__Task details__. Each entry that follows is to be retyped exactly. Pictures do not belong in the copy.

+++ Records to process +++

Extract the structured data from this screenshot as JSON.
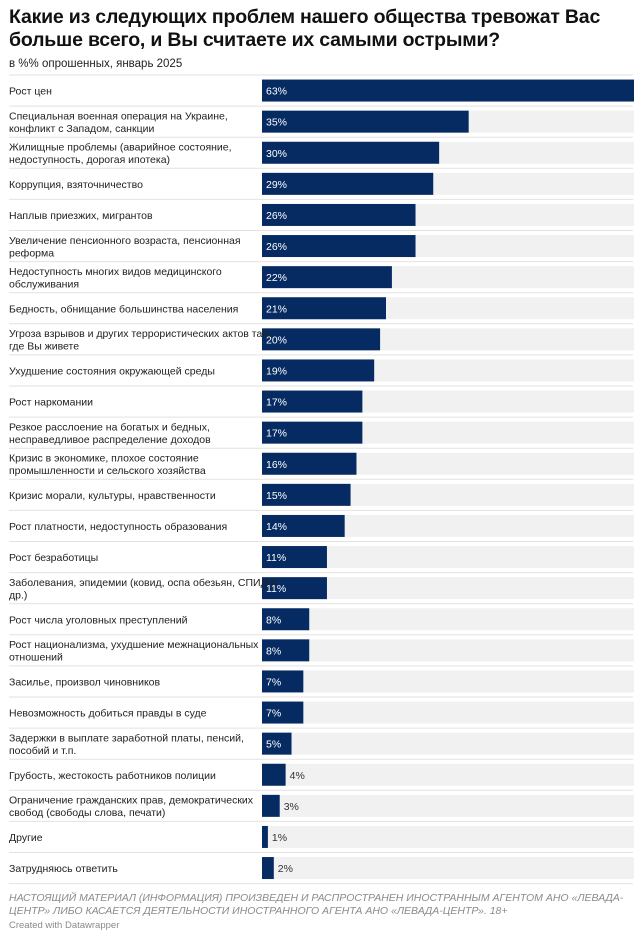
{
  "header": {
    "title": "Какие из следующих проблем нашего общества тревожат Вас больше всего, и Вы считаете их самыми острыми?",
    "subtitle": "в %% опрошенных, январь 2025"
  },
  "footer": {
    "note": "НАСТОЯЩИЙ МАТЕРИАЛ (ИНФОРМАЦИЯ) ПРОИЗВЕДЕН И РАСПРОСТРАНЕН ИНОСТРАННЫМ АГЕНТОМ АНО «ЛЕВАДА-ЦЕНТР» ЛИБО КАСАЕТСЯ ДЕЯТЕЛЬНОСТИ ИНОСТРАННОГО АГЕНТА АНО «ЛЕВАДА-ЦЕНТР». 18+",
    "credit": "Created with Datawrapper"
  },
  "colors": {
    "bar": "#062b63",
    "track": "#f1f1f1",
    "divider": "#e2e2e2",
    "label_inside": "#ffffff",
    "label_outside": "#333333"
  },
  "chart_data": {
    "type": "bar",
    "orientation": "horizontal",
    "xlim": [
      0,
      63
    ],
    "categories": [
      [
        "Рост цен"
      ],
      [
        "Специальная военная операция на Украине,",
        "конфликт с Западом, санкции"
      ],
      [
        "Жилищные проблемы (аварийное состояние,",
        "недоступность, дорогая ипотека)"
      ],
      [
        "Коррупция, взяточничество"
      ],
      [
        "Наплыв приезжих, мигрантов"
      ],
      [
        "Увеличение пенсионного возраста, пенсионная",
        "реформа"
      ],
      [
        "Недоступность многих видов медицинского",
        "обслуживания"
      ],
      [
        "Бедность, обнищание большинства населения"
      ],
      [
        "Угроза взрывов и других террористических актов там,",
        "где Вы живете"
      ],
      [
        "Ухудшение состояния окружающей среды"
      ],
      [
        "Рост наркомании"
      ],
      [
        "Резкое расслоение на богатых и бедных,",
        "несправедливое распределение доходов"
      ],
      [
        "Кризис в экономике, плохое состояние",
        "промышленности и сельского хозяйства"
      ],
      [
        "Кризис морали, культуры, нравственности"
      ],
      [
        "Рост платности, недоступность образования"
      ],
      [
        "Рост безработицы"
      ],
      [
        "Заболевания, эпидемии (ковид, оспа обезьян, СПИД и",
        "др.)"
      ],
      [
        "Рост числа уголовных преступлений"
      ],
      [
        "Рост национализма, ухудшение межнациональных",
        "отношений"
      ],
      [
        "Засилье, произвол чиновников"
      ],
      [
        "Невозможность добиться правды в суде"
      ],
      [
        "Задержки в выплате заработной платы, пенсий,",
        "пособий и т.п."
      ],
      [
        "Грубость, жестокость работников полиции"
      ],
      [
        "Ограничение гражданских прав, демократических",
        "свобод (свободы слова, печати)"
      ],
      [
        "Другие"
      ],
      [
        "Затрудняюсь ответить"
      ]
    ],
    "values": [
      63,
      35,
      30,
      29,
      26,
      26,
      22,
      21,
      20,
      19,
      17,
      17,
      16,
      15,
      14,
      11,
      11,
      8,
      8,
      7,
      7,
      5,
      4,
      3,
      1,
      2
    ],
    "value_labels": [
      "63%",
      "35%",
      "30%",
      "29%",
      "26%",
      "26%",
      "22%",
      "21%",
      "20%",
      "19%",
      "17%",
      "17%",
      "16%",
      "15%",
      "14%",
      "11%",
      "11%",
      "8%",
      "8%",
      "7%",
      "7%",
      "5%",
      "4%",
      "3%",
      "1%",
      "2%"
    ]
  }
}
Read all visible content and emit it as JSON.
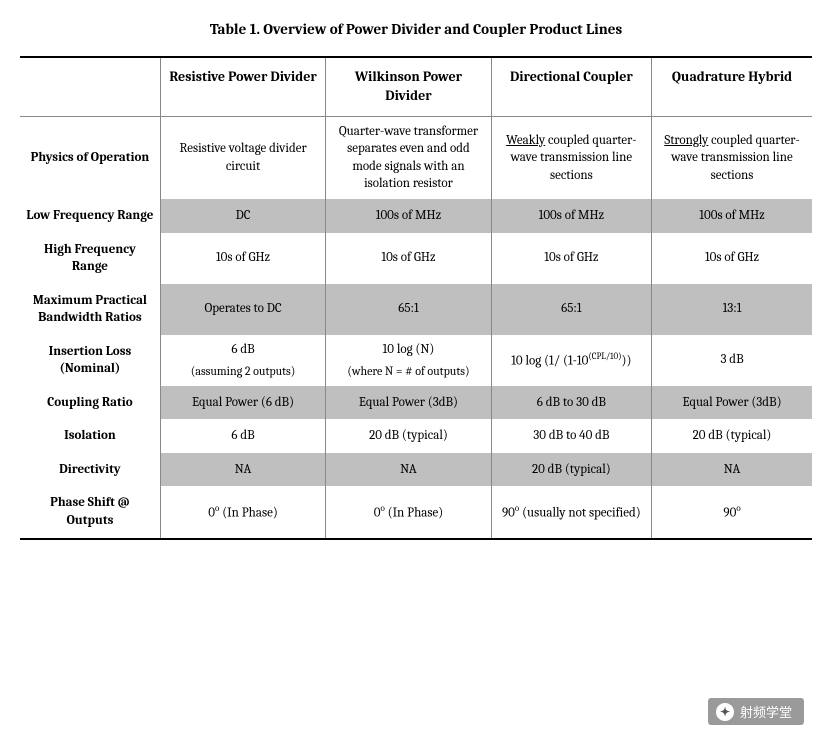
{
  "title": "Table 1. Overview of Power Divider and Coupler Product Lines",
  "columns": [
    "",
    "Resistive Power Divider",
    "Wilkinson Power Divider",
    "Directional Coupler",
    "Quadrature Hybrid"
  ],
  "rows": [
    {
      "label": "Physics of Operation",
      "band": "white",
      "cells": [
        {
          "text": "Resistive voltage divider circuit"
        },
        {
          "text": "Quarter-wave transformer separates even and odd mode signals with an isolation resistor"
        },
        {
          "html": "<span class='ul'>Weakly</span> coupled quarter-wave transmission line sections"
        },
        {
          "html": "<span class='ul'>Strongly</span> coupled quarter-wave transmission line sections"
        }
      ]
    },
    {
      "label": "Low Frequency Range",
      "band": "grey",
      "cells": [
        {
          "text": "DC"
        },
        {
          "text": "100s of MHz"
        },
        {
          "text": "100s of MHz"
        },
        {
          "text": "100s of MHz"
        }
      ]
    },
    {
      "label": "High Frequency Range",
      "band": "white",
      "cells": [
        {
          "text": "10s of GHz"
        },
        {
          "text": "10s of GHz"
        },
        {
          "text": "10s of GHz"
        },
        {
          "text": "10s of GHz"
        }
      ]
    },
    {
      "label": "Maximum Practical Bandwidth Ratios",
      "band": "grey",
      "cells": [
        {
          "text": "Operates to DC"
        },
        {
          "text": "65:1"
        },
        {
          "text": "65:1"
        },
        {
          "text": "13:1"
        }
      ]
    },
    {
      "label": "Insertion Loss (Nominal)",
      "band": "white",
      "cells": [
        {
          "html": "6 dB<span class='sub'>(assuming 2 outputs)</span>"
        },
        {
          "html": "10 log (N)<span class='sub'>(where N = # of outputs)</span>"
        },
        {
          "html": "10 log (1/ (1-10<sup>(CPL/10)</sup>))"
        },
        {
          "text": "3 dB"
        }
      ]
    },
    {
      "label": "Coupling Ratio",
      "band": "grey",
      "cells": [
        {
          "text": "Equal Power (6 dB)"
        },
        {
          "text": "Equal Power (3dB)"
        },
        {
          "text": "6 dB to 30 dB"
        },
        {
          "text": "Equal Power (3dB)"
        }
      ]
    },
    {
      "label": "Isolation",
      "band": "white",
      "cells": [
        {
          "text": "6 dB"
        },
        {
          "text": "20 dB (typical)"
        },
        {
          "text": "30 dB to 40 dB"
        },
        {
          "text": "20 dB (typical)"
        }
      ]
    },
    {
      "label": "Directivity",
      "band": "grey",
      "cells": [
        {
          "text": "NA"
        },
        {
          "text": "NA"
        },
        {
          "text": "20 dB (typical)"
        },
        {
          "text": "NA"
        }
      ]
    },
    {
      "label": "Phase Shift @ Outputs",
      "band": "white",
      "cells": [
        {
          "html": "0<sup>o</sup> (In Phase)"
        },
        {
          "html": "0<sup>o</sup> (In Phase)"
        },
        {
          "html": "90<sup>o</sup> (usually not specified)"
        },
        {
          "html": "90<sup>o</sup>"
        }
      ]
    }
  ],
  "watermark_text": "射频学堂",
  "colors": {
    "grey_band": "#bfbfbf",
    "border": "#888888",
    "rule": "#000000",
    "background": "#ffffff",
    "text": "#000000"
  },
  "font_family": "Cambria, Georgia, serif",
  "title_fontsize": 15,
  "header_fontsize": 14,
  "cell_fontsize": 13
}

+++

__Correct answer__.
Extract the structured data from this screenshot as JSON.
{
  "header": {
    "title": "Какие из следующих проблем нашего общества тревожат Вас больше всего, и Вы считаете их самыми острыми?",
    "subtitle": "в %% опрошенных, январь 2025"
  },
  "footer": {
    "note": "НАСТОЯЩИЙ МАТЕРИАЛ (ИНФОРМАЦИЯ) ПРОИЗВЕДЕН И РАСПРОСТРАНЕН ИНОСТРАННЫМ АГЕНТОМ АНО «ЛЕВАДА-ЦЕНТР» ЛИБО КАСАЕТСЯ ДЕЯТЕЛЬНОСТИ ИНОСТРАННОГО АГЕНТА АНО «ЛЕВАДА-ЦЕНТР». 18+",
    "credit": "Created with Datawrapper"
  },
  "colors": {
    "bar": "#062b63",
    "track": "#f1f1f1",
    "divider": "#e2e2e2",
    "label_inside": "#ffffff",
    "label_outside": "#333333"
  },
  "chart_data": {
    "type": "bar",
    "orientation": "horizontal",
    "xlim": [
      0,
      63
    ],
    "categories": [
      [
        "Рост цен"
      ],
      [
        "Специальная военная операция на Украине,",
        "конфликт с Западом, санкции"
      ],
      [
        "Жилищные проблемы (аварийное состояние,",
        "недоступность, дорогая ипотека)"
      ],
      [
        "Коррупция, взяточничество"
      ],
      [
        "Наплыв приезжих, мигрантов"
      ],
      [
        "Увеличение пенсионного возраста, пенсионная",
        "реформа"
      ],
      [
        "Недоступность многих видов медицинского",
        "обслуживания"
      ],
      [
        "Бедность, обнищание большинства населения"
      ],
      [
        "Угроза взрывов и других террористических актов там,",
        "где Вы живете"
      ],
      [
        "Ухудшение состояния окружающей среды"
      ],
      [
        "Рост наркомании"
      ],
      [
        "Резкое расслоение на богатых и бедных,",
        "несправедливое распределение доходов"
      ],
      [
        "Кризис в экономике, плохое состояние",
        "промышленности и сельского хозяйства"
      ],
      [
        "Кризис морали, культуры, нравственности"
      ],
      [
        "Рост платности, недоступность образования"
      ],
      [
        "Рост безработицы"
      ],
      [
        "Заболевания, эпидемии (ковид, оспа обезьян, СПИД и",
        "др.)"
      ],
      [
        "Рост числа уголовных преступлений"
      ],
      [
        "Рост национализма, ухудшение межнациональных",
        "отношений"
      ],
      [
        "Засилье, произвол чиновников"
      ],
      [
        "Невозможность добиться правды в суде"
      ],
      [
        "Задержки в выплате заработной платы, пенсий,",
        "пособий и т.п."
      ],
      [
        "Грубость, жестокость работников полиции"
      ],
      [
        "Ограничение гражданских прав, демократических",
        "свобод (свободы слова, печати)"
      ],
      [
        "Другие"
      ],
      [
        "Затрудняюсь ответить"
      ]
    ],
    "values": [
      63,
      35,
      30,
      29,
      26,
      26,
      22,
      21,
      20,
      19,
      17,
      17,
      16,
      15,
      14,
      11,
      11,
      8,
      8,
      7,
      7,
      5,
      4,
      3,
      1,
      2
    ],
    "value_labels": [
      "63%",
      "35%",
      "30%",
      "29%",
      "26%",
      "26%",
      "22%",
      "21%",
      "20%",
      "19%",
      "17%",
      "17%",
      "16%",
      "15%",
      "14%",
      "11%",
      "11%",
      "8%",
      "8%",
      "7%",
      "7%",
      "5%",
      "4%",
      "3%",
      "1%",
      "2%"
    ]
  }
}
Read all visible content and emit it as JSON.
{
  "title": "Table 1. Overview of Power Divider and Coupler Product Lines",
  "columns": [
    "",
    "Resistive Power Divider",
    "Wilkinson Power Divider",
    "Directional Coupler",
    "Quadrature Hybrid"
  ],
  "rows": [
    {
      "label": "Physics of Operation",
      "band": "white",
      "cells": [
        {
          "text": "Resistive voltage divider circuit"
        },
        {
          "text": "Quarter-wave transformer separates even and odd mode signals with an isolation resistor"
        },
        {
          "html": "<span class='ul'>Weakly</span> coupled quarter-wave transmission line sections"
        },
        {
          "html": "<span class='ul'>Strongly</span> coupled quarter-wave transmission line sections"
        }
      ]
    },
    {
      "label": "Low Frequency Range",
      "band": "grey",
      "cells": [
        {
          "text": "DC"
        },
        {
          "text": "100s of MHz"
        },
        {
          "text": "100s of MHz"
        },
        {
          "text": "100s of MHz"
        }
      ]
    },
    {
      "label": "High Frequency Range",
      "band": "white",
      "cells": [
        {
          "text": "10s of GHz"
        },
        {
          "text": "10s of GHz"
        },
        {
          "text": "10s of GHz"
        },
        {
          "text": "10s of GHz"
        }
      ]
    },
    {
      "label": "Maximum Practical Bandwidth Ratios",
      "band": "grey",
      "cells": [
        {
          "text": "Operates to DC"
        },
        {
          "text": "65:1"
        },
        {
          "text": "65:1"
        },
        {
          "text": "13:1"
        }
      ]
    },
    {
      "label": "Insertion Loss (Nominal)",
      "band": "white",
      "cells": [
        {
          "html": "6 dB<span class='sub'>(assuming 2 outputs)</span>"
        },
        {
          "html": "10 log (N)<span class='sub'>(where N = # of outputs)</span>"
        },
        {
          "html": "10 log (1/ (1-10<sup>(CPL/10)</sup>))"
        },
        {
          "text": "3 dB"
        }
      ]
    },
    {
      "label": "Coupling Ratio",
      "band": "grey",
      "cells": [
        {
          "text": "Equal Power (6 dB)"
        },
        {
          "text": "Equal Power (3dB)"
        },
        {
          "text": "6 dB to 30 dB"
        },
        {
          "text": "Equal Power (3dB)"
        }
      ]
    },
    {
      "label": "Isolation",
      "band": "white",
      "cells": [
        {
          "text": "6 dB"
        },
        {
          "text": "20 dB (typical)"
        },
        {
          "text": "30 dB to 40 dB"
        },
        {
          "text": "20 dB (typical)"
        }
      ]
    },
    {
      "label": "Directivity",
      "band": "grey",
      "cells": [
        {
          "text": "NA"
        },
        {
          "text": "NA"
        },
        {
          "text": "20 dB (typical)"
        },
        {
          "text": "NA"
        }
      ]
    },
    {
      "label": "Phase Shift @ Outputs",
      "band": "white",
      "cells": [
        {
          "html": "0<sup>o</sup> (In Phase)"
        },
        {
          "html": "0<sup>o</sup> (In Phase)"
        },
        {
          "html": "90<sup>o</sup> (usually not specified)"
        },
        {
          "html": "90<sup>o</sup>"
        }
      ]
    }
  ],
  "watermark_text": "射频学堂",
  "colors": {
    "grey_band": "#bfbfbf",
    "border": "#888888",
    "rule": "#000000",
    "background": "#ffffff",
    "text": "#000000"
  },
  "font_family": "Cambria, Georgia, serif",
  "title_fontsize": 15,
  "header_fontsize": 14,
  "cell_fontsize": 13
}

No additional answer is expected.